Task material >>

--- Begin ---

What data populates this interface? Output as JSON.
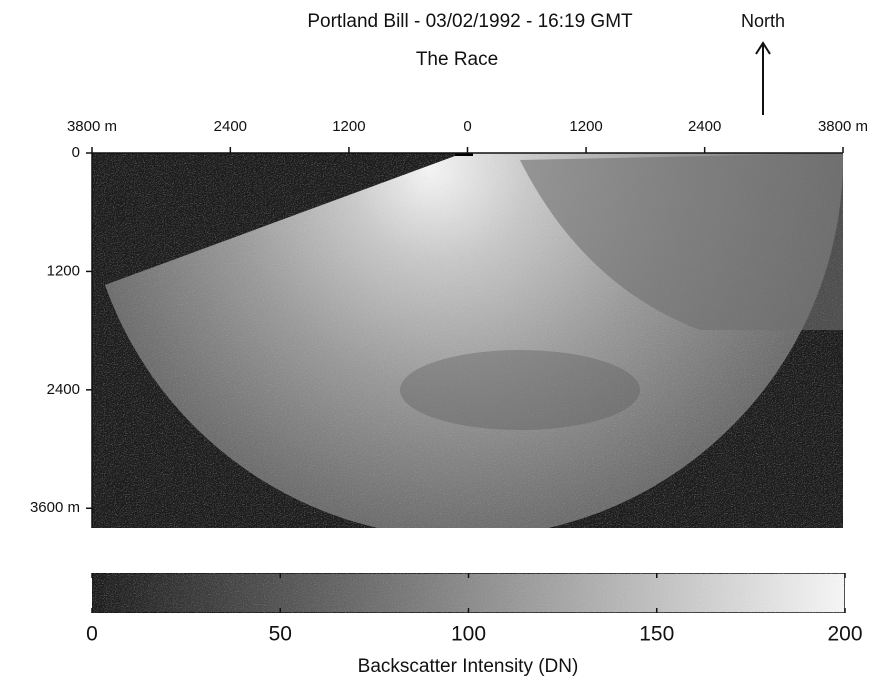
{
  "chart_data": {
    "type": "image",
    "title": "Portland Bill - 03/02/1992 - 16:19 GMT",
    "subtitle": "The Race",
    "annotation": "North",
    "xlim": [
      -3800,
      3800
    ],
    "xticks": [
      {
        "value": -3800,
        "label": "3800 m"
      },
      {
        "value": -2400,
        "label": "2400"
      },
      {
        "value": -1200,
        "label": "1200"
      },
      0,
      1200,
      2400,
      {
        "value": 3800,
        "label": "3800 m"
      }
    ],
    "ylim": [
      0,
      3800
    ],
    "yticks": [
      0,
      1200,
      2400,
      {
        "value": 3600,
        "label": "3600 m"
      }
    ],
    "colorbar": {
      "label": "Backscatter Intensity (DN)",
      "lim": [
        0,
        200
      ],
      "ticks": [
        0,
        50,
        100,
        150,
        200
      ]
    }
  }
}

--- End ---

Prompt >>
All records above are to be printed exactly, minus the pictures they contain.

Written answer >>
What data populates this interface? Output as JSON.
{
  "chart_data": {
    "type": "image",
    "title": "Portland Bill - 03/02/1992 - 16:19 GMT",
    "subtitle": "The Race",
    "annotation": "North",
    "xlim": [
      -3800,
      3800
    ],
    "xticks": [
      {
        "value": -3800,
        "label": "3800 m"
      },
      {
        "value": -2400,
        "label": "2400"
      },
      {
        "value": -1200,
        "label": "1200"
      },
      0,
      1200,
      2400,
      {
        "value": 3800,
        "label": "3800 m"
      }
    ],
    "ylim": [
      0,
      3800
    ],
    "yticks": [
      0,
      1200,
      2400,
      {
        "value": 3600,
        "label": "3600 m"
      }
    ],
    "colorbar": {
      "label": "Backscatter Intensity (DN)",
      "lim": [
        0,
        200
      ],
      "ticks": [
        0,
        50,
        100,
        150,
        200
      ]
    }
  }
}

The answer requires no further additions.